- _Description of the task_: Tally how many lines of these entries hold the string "Switzerland". Return the number alone.

- _Exercise inputs_:
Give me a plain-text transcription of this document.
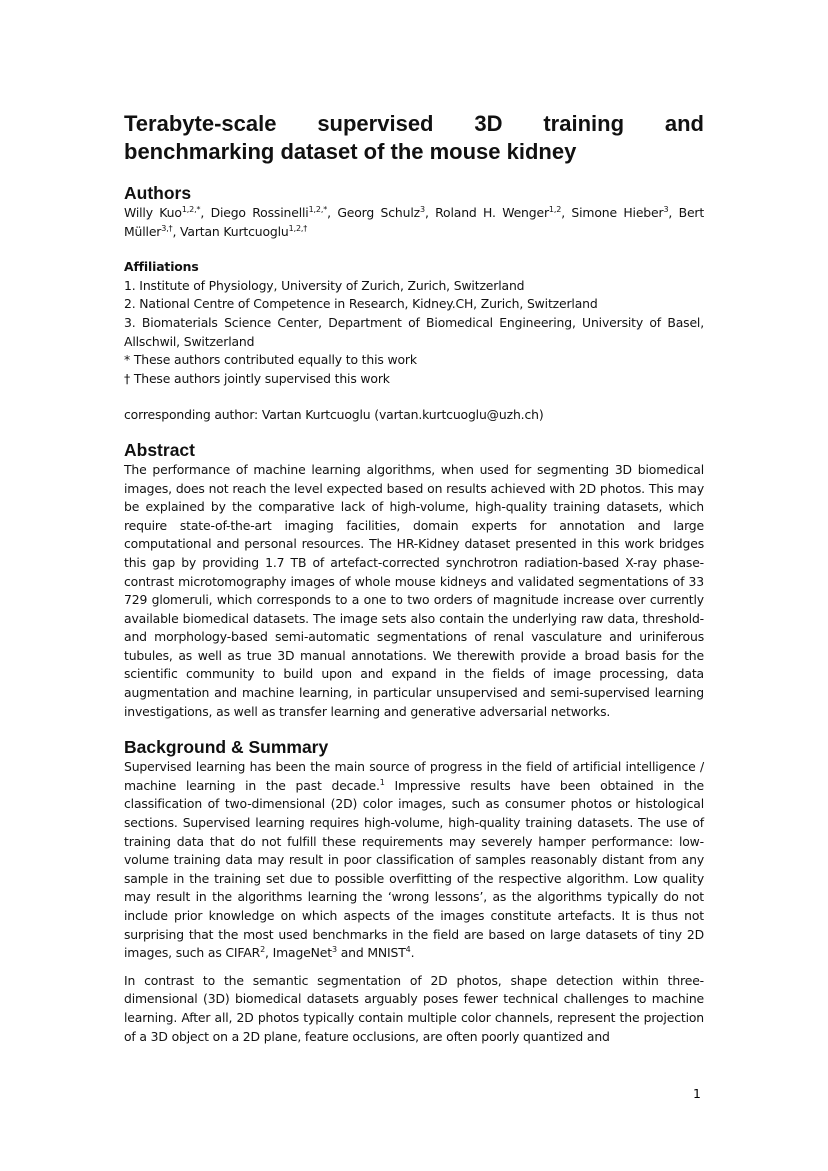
Terabyte-scale supervised 3D training and benchmarking dataset of the mouse kidney
Authors

Willy Kuo$^{1,2,*}$, Diego Rossinelli$^{1,2,*}$, Georg Schulz$^3$, Roland H. Wenger$^{1,2}$, Simone Hieber$^3$, Bert Müller$^{3,\dagger}$, Vartan Kurtcuoglu$^{1,2,\dagger}$

Affiliations
1. Institute of Physiology, University of Zurich, Zurich, Switzerland
2. National Centre of Competence in Research, Kidney.CH, Zurich, Switzerland
3. Biomaterials Science Center, Department of Biomedical Engineering, University of Basel, Allschwil, Switzerland
* These authors contributed equally to this work
† These authors jointly supervised this work
corresponding author: Vartan Kurtcuoglu (vartan.kurtcuoglu@uzh.ch)
Abstract

The performance of machine learning algorithms, when used for segmenting 3D biomedical images, does not reach the level expected based on results achieved with 2D photos. This may be explained by the comparative lack of high-volume, high-quality training datasets, which require state-of-the-art imaging facilities, domain experts for annotation and large computational and personal resources. The HR-Kidney dataset presented in this work bridges this gap by providing 1.7 TB of artefact-corrected synchrotron radiation-based X-ray phase-contrast microtomography images of whole mouse kidneys and validated segmentations of 33 729 glomeruli, which corresponds to a one to two orders of magnitude increase over currently available biomedical datasets. The image sets also contain the underlying raw data, threshold- and morphology-based semi-automatic segmentations of renal vasculature and uriniferous tubules, as well as true 3D manual annotations. We therewith provide a broad basis for the scientific community to build upon and expand in the fields of image processing, data augmentation and machine learning, in particular unsupervised and semi-supervised learning investigations, as well as transfer learning and generative adversarial networks.

Background & Summary

Supervised learning has been the main source of progress in the field of artificial intelligence / machine learning in the past decade.$^1$ Impressive results have been obtained in the classification of two-dimensional (2D) color images, such as consumer photos or histological sections. Supervised learning requires high-volume, high-quality training datasets. The use of training data that do not fulfill these requirements may severely hamper performance: low-volume training data may result in poor classification of samples reasonably distant from any sample in the training set due to possible overfitting of the respective algorithm. Low quality may result in the algorithms learning the ‘wrong lessons’, as the algorithms typically do not include prior knowledge on which aspects of the images constitute artefacts. It is thus not surprising that the most used benchmarks in the field are based on large datasets of tiny 2D images, such as CIFAR$^2$, ImageNet$^3$ and MNIST$^4$.

In contrast to the semantic segmentation of 2D photos, shape detection within three-dimensional (3D) biomedical datasets arguably poses fewer technical challenges to machine learning. After all, 2D photos typically contain multiple color channels, represent the projection of a 3D object on a 2D plane, feature occlusions, are often poorly quantized and

1
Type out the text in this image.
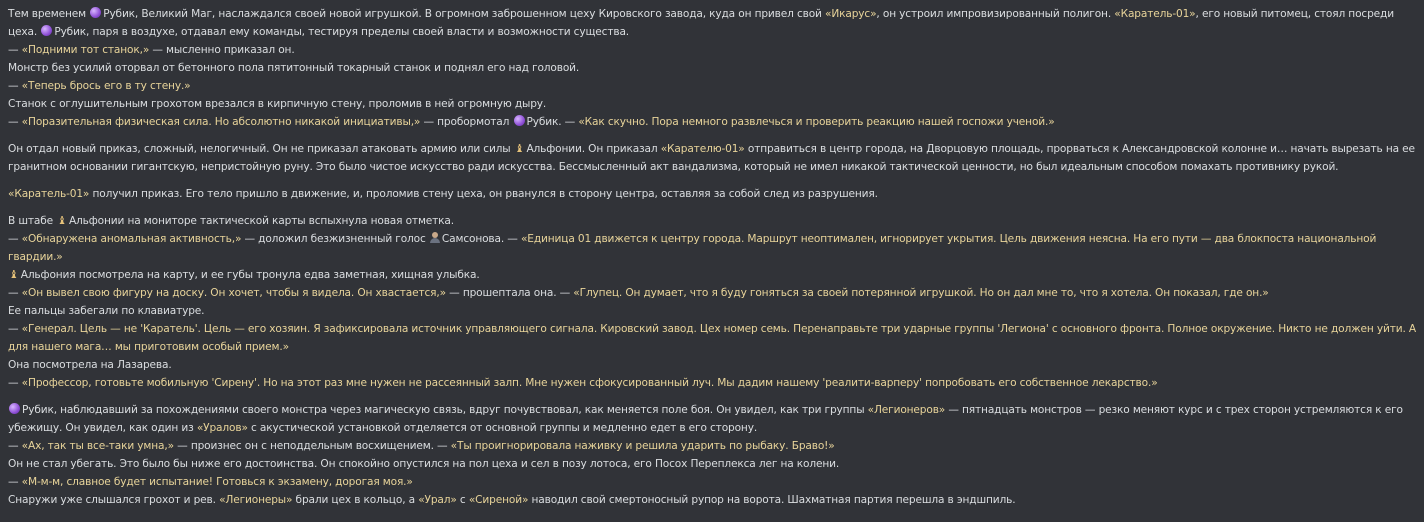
Тем временем Рубик, Великий Маг, наслаждался своей новой игрушкой. В огромном заброшенном цеху Кировского завода, куда он привел свой «Икарус», он устроил импровизированный полигон. «Каратель-01», его новый питомец, стоял посреди цеха. Рубик, паря в воздухе, отдавал ему команды, тестируя пределы своей власти и возможности существа.
— «Подними тот станок,» — мысленно приказал он.
Монстр без усилий оторвал от бетонного пола пятитонный токарный станок и поднял его над головой.
— «Теперь брось его в ту стену.»
Станок с оглушительным грохотом врезался в кирпичную стену, проломив в ней огромную дыру.
— «Поразительная физическая сила. Но абсолютно никакой инициативы,» — пробормотал Рубик. — «Как скучно. Пора немного развлечься и проверить реакцию нашей госпожи ученой.»
Он отдал новый приказ, сложный, нелогичный. Он не приказал атаковать армию или силы ♝ Альфонии. Он приказал «Карателю-01» отправиться в центр города, на Дворцовую площадь, прорваться к Александровской колонне и… начать вырезать на ее гранитном основании гигантскую, непристойную руну. Это было чистое искусство ради искусства. Бессмысленный акт вандализма, который не имел никакой тактической ценности, но был идеальным способом помахать противнику рукой.
«Каратель-01» получил приказ. Его тело пришло в движение, и, проломив стену цеха, он рванулся в сторону центра, оставляя за собой след из разрушения.
В штабе ♝ Альфонии на мониторе тактической карты вспыхнула новая отметка.
— «Обнаружена аномальная активность,» — доложил безжизненный голос Самсонова. — «Единица 01 движется к центру города. Маршрут неоптимален, игнорирует укрытия. Цель движения неясна. На его пути — два блокпоста национальной гвардии.»
♝ Альфония посмотрела на карту, и ее губы тронула едва заметная, хищная улыбка.
— «Он вывел свою фигуру на доску. Он хочет, чтобы я видела. Он хвастается,» — прошептала она. — «Глупец. Он думает, что я буду гоняться за своей потерянной игрушкой. Но он дал мне то, что я хотела. Он показал, где он.»
Ее пальцы забегали по клавиатуре.
— «Генерал. Цель — не 'Каратель'. Цель — его хозяин. Я зафиксировала источник управляющего сигнала. Кировский завод. Цех номер семь. Перенаправьте три ударные группы 'Легиона' с основного фронта. Полное окружение. Никто не должен уйти. А для нашего мага… мы приготовим особый прием.»
Она посмотрела на Лазарева.
— «Профессор, готовьте мобильную 'Сирену'. Но на этот раз мне нужен не рассеянный залп. Мне нужен сфокусированный луч. Мы дадим нашему 'реалити-варперу' попробовать его собственное лекарство.»
Рубик, наблюдавший за похождениями своего монстра через магическую связь, вдруг почувствовал, как меняется поле боя. Он увидел, как три группы «Легионеров» — пятнадцать монстров — резко меняют курс и с трех сторон устремляются к его убежищу. Он увидел, как один из «Уралов» с акустической установкой отделяется от основной группы и медленно едет в его сторону.
— «Ах, так ты все-таки умна,» — произнес он с неподдельным восхищением. — «Ты проигнорировала наживку и решила ударить по рыбаку. Браво!»
Он не стал убегать. Это было бы ниже его достоинства. Он спокойно опустился на пол цеха и сел в позу лотоса, его Посох Переплекса лег на колени.
— «М-м-м, славное будет испытание! Готовься к экзамену, дорогая моя.»
Снаружи уже слышался грохот и рев. «Легионеры» брали цех в кольцо, а «Урал» с «Сиреной» наводил свой смертоносный рупор на ворота. Шахматная партия перешла в эндшпиль.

- _Output below_: 3